WRITTEN INSTRUCTION
Give an exact transcription of every line, dropping the images.

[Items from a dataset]
--- Begin ---
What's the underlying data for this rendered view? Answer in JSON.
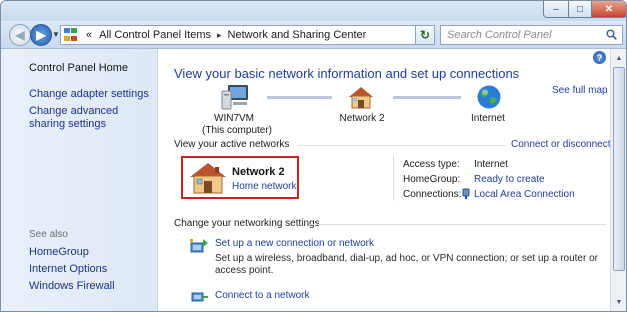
{
  "window": {
    "controls": {
      "minimize": "–",
      "maximize": "□",
      "close": "✕"
    },
    "colors": {
      "link": "#1f3d9b",
      "highlight_box": "#cc2222"
    }
  },
  "addressbar": {
    "overflow": "«",
    "breadcrumbs": [
      "All Control Panel Items",
      "Network and Sharing Center"
    ],
    "separator": "▸",
    "search_placeholder": "Search Control Panel"
  },
  "sidebar": {
    "home": "Control Panel Home",
    "tasks": [
      "Change adapter settings",
      "Change advanced sharing settings"
    ],
    "see_also_title": "See also",
    "see_also": [
      "HomeGroup",
      "Internet Options",
      "Windows Firewall"
    ]
  },
  "main": {
    "heading": "View your basic network information and set up connections",
    "see_full_map": "See full map",
    "map": {
      "computer_name": "WIN7VM",
      "computer_note": "(This computer)",
      "network": "Network  2",
      "internet": "Internet"
    },
    "active_label": "View your active networks",
    "connect_disconnect": "Connect or disconnect",
    "network_name": "Network  2",
    "network_type": "Home network",
    "props": [
      {
        "label": "Access type:",
        "value": "Internet"
      },
      {
        "label": "HomeGroup:",
        "value": "Ready to create"
      },
      {
        "label": "Connections:",
        "value": "Local Area Connection"
      }
    ],
    "change_label": "Change your networking settings",
    "tasks": [
      {
        "title": "Set up a new connection or network",
        "desc": "Set up a wireless, broadband, dial-up, ad hoc, or VPN connection; or set up a router or access point."
      },
      {
        "title": "Connect to a network"
      }
    ]
  }
}
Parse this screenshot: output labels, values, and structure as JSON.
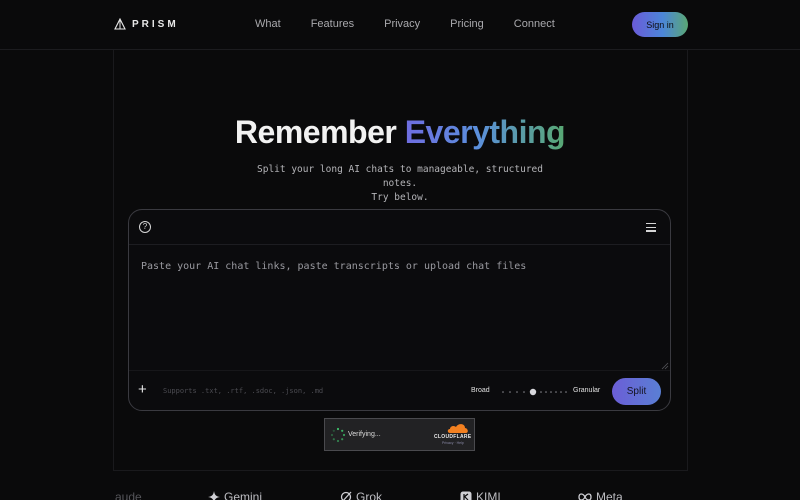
--- End ---
RESULT FOR THIS EXERCISE
What's the underlying data for this rendered view? Answer in JSON.
{
  "window": {
    "controls": {
      "minimize": "–",
      "maximize": "□",
      "close": "✕"
    },
    "colors": {
      "link": "#1f3d9b",
      "highlight_box": "#cc2222"
    }
  },
  "addressbar": {
    "overflow": "«",
    "breadcrumbs": [
      "All Control Panel Items",
      "Network and Sharing Center"
    ],
    "separator": "▸",
    "search_placeholder": "Search Control Panel"
  },
  "sidebar": {
    "home": "Control Panel Home",
    "tasks": [
      "Change adapter settings",
      "Change advanced sharing settings"
    ],
    "see_also_title": "See also",
    "see_also": [
      "HomeGroup",
      "Internet Options",
      "Windows Firewall"
    ]
  },
  "main": {
    "heading": "View your basic network information and set up connections",
    "see_full_map": "See full map",
    "map": {
      "computer_name": "WIN7VM",
      "computer_note": "(This computer)",
      "network": "Network  2",
      "internet": "Internet"
    },
    "active_label": "View your active networks",
    "connect_disconnect": "Connect or disconnect",
    "network_name": "Network  2",
    "network_type": "Home network",
    "props": [
      {
        "label": "Access type:",
        "value": "Internet"
      },
      {
        "label": "HomeGroup:",
        "value": "Ready to create"
      },
      {
        "label": "Connections:",
        "value": "Local Area Connection"
      }
    ],
    "change_label": "Change your networking settings",
    "tasks": [
      {
        "title": "Set up a new connection or network",
        "desc": "Set up a wireless, broadband, dial-up, ad hoc, or VPN connection; or set up a router or access point."
      },
      {
        "title": "Connect to a network"
      }
    ]
  }
}
Parse this screenshot: output labels, values, and structure as JSON.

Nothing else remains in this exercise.